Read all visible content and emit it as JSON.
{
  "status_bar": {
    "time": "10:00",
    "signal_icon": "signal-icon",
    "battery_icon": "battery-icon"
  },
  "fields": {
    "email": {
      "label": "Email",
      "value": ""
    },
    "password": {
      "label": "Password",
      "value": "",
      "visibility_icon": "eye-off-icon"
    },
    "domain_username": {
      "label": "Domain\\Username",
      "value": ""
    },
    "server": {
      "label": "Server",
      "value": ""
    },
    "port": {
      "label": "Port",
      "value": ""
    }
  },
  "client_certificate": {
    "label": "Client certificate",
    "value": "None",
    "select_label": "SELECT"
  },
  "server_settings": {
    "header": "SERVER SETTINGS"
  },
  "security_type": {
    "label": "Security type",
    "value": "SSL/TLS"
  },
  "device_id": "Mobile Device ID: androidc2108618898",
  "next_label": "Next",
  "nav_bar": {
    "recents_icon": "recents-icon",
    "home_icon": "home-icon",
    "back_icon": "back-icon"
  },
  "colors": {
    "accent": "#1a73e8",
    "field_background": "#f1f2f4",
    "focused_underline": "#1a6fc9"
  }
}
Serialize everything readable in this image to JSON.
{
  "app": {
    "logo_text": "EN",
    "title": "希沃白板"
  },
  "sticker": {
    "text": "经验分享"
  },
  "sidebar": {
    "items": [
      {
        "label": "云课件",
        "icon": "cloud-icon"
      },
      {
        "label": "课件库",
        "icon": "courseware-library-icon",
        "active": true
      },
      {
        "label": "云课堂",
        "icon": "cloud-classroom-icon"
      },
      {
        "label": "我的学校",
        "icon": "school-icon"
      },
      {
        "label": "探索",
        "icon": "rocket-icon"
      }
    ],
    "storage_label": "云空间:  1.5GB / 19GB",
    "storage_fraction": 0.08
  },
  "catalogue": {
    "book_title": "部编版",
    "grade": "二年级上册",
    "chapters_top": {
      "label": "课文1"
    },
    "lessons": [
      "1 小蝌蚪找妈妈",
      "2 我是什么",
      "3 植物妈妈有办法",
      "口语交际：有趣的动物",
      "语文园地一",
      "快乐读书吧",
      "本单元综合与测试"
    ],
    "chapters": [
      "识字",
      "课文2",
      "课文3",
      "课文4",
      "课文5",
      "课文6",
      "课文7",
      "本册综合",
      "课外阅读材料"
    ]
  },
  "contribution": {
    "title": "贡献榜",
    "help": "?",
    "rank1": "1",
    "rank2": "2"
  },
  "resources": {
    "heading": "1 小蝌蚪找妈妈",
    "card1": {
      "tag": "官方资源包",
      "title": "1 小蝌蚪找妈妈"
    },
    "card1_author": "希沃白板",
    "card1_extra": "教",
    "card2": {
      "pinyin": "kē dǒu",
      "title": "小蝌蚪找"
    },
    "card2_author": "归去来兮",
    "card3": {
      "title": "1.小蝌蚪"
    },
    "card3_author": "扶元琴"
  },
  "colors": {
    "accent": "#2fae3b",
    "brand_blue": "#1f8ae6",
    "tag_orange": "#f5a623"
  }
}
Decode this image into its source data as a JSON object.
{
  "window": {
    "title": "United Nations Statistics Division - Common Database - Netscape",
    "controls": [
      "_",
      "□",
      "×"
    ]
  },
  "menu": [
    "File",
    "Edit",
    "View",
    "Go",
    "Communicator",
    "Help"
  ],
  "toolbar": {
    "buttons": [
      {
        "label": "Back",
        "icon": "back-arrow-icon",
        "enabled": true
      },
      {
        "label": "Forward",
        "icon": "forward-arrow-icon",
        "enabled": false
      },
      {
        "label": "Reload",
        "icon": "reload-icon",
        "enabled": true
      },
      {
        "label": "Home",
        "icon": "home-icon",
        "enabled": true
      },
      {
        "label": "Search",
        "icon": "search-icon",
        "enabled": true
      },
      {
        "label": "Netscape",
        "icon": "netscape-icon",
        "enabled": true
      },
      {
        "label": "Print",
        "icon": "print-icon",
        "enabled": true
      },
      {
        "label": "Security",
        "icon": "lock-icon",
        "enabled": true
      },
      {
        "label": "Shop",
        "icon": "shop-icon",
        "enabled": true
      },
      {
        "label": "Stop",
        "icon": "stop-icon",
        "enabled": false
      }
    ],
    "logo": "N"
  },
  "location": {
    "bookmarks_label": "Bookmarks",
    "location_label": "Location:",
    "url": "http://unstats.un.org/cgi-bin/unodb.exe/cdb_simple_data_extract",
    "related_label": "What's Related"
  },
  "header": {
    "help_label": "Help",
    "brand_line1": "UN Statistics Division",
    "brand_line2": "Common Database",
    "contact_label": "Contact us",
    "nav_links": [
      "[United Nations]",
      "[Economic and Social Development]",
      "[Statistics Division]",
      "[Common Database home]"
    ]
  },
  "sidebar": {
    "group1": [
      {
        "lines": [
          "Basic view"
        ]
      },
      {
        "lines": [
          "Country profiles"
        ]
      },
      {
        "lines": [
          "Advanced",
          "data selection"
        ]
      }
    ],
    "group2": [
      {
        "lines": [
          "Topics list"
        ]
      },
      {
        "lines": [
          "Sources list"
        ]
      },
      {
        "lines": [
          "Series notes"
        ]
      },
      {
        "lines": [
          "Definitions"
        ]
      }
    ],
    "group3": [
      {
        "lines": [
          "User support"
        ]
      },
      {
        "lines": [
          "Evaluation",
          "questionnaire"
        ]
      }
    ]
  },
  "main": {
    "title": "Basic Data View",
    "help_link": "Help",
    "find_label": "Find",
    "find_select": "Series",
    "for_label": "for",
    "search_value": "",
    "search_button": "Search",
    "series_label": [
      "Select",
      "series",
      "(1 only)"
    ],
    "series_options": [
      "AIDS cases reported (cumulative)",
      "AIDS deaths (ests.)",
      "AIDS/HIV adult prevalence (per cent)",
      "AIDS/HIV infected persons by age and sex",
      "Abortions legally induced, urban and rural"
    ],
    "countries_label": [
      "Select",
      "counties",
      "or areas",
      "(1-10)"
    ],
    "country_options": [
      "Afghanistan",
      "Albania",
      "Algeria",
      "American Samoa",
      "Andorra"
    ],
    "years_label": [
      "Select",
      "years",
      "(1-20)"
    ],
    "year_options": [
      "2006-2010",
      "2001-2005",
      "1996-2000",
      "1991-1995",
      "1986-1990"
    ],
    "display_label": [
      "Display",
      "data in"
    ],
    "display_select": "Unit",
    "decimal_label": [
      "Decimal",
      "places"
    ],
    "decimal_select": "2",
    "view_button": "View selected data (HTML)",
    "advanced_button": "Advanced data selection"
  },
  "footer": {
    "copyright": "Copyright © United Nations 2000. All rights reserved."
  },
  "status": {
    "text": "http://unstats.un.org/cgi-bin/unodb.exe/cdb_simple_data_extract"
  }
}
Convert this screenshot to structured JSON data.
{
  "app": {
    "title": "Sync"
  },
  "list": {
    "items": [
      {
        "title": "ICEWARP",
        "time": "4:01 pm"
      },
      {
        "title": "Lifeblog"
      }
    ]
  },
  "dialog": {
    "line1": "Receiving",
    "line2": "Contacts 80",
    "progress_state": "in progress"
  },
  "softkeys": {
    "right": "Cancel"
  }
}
• • •
### The exercise:
From the material above, copy each line that includes the word "JSON".

### Solution below:
Read all visible content and emit it as JSON.
Serialize everything readable in this image to JSON.
Decode this image into its source data as a JSON object.
Convert this screenshot to structured JSON data.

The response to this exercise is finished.